» **Exercise materials**
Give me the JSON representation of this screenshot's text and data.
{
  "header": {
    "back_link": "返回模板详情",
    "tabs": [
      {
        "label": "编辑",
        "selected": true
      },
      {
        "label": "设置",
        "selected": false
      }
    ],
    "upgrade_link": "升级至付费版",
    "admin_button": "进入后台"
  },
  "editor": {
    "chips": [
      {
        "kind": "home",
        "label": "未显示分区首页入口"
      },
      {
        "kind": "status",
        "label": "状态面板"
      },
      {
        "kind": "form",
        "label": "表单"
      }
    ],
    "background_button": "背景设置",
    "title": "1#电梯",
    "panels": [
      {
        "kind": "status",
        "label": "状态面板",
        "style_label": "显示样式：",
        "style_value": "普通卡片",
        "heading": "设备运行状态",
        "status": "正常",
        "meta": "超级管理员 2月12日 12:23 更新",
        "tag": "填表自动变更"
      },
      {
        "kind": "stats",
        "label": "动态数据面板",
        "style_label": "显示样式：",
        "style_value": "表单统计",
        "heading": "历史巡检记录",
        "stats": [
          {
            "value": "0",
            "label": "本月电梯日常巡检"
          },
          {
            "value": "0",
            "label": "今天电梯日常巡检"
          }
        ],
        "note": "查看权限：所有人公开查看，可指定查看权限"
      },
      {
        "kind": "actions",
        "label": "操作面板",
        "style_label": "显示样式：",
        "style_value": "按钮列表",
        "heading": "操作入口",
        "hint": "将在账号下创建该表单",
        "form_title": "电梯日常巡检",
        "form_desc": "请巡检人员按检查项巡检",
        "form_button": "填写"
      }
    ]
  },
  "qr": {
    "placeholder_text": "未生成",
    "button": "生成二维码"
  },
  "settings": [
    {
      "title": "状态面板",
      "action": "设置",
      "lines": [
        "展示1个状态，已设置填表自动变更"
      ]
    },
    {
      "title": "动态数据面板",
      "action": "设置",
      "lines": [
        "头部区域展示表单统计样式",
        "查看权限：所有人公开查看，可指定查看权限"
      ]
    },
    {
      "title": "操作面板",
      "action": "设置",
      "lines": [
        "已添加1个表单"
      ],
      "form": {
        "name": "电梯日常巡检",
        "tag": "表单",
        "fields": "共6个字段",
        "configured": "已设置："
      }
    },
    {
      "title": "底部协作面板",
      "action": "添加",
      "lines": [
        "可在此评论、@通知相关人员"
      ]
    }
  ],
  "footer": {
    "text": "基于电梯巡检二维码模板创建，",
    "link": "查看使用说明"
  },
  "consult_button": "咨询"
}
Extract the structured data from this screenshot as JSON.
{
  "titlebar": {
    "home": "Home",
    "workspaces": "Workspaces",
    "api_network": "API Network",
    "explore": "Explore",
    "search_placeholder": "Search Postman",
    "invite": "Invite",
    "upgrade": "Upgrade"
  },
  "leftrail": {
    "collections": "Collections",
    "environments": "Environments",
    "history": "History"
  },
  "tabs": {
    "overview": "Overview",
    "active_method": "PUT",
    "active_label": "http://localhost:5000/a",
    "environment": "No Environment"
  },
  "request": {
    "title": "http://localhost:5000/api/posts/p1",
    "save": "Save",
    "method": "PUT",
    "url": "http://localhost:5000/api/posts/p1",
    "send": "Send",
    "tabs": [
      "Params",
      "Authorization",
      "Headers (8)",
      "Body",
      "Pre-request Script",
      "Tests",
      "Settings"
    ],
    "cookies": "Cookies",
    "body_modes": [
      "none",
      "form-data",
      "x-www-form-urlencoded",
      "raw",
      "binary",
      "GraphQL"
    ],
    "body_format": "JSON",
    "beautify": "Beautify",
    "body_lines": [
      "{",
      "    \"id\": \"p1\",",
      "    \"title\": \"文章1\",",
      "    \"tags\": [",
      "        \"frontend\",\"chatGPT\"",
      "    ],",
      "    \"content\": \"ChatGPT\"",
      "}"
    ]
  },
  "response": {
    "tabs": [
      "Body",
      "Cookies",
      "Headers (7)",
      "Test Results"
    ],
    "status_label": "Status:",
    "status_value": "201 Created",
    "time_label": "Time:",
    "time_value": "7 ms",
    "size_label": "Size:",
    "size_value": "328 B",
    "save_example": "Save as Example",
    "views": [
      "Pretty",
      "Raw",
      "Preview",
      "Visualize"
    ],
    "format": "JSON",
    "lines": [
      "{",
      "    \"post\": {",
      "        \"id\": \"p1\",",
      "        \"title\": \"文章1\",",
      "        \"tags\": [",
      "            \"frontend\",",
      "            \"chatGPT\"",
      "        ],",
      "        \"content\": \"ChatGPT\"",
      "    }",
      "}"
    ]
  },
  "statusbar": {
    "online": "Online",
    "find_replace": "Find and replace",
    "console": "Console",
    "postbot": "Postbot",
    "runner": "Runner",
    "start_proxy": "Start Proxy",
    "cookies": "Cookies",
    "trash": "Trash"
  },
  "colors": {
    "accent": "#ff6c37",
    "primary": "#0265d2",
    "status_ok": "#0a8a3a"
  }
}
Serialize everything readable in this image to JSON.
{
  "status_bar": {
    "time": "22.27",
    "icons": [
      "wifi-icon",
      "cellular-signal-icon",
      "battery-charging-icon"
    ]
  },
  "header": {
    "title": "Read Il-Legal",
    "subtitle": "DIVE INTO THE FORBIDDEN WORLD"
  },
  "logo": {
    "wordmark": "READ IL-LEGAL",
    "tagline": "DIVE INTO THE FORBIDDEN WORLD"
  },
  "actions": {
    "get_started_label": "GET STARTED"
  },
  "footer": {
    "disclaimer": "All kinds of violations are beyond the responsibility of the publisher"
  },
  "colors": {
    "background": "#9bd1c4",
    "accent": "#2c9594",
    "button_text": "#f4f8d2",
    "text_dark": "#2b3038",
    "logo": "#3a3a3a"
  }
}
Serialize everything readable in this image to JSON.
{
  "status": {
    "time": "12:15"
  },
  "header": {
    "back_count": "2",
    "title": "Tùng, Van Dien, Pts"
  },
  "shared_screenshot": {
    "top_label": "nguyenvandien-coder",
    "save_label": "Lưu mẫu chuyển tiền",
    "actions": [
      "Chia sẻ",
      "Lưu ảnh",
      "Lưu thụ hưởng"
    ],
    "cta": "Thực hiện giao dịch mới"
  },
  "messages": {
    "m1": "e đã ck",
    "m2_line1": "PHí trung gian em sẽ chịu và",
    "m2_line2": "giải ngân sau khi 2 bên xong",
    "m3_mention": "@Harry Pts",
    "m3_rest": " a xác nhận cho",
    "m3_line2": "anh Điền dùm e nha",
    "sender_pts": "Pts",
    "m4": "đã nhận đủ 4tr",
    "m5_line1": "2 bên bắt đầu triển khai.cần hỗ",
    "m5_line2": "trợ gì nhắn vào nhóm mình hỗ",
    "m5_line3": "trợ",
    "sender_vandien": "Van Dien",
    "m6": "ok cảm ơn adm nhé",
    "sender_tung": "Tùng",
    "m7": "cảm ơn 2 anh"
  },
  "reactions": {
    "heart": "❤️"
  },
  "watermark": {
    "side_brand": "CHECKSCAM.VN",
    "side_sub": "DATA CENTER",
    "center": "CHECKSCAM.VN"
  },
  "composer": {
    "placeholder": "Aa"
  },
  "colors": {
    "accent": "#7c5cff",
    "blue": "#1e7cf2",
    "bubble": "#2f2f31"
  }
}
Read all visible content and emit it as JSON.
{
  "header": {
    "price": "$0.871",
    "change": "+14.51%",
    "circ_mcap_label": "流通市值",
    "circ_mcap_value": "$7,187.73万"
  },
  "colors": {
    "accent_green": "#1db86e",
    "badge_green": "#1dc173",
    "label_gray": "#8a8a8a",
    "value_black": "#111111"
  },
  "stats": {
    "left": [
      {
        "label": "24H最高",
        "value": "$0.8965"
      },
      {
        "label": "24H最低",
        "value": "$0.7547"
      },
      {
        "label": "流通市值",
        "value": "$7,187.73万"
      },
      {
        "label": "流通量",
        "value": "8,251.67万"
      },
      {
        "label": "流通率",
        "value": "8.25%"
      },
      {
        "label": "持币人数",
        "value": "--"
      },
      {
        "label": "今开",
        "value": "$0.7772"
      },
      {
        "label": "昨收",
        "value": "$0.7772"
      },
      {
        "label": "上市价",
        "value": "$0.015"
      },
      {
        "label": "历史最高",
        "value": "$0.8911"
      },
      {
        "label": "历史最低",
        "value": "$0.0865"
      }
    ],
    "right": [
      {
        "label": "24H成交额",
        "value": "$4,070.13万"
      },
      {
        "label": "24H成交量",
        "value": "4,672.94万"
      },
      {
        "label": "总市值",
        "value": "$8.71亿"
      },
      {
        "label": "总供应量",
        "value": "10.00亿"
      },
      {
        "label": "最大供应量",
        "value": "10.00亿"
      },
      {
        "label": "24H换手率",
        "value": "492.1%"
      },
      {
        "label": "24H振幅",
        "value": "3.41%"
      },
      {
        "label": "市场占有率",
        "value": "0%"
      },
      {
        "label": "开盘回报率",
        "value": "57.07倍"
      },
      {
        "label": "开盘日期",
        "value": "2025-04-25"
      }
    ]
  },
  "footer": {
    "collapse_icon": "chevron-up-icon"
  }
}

» **Written request**
Search the data above for the string "INTO" and return every line that has it.

» **Full answer**
    "subtitle": "DIVE INTO THE FORBIDDEN WORLD"
    "tagline": "DIVE INTO THE FORBIDDEN WORLD"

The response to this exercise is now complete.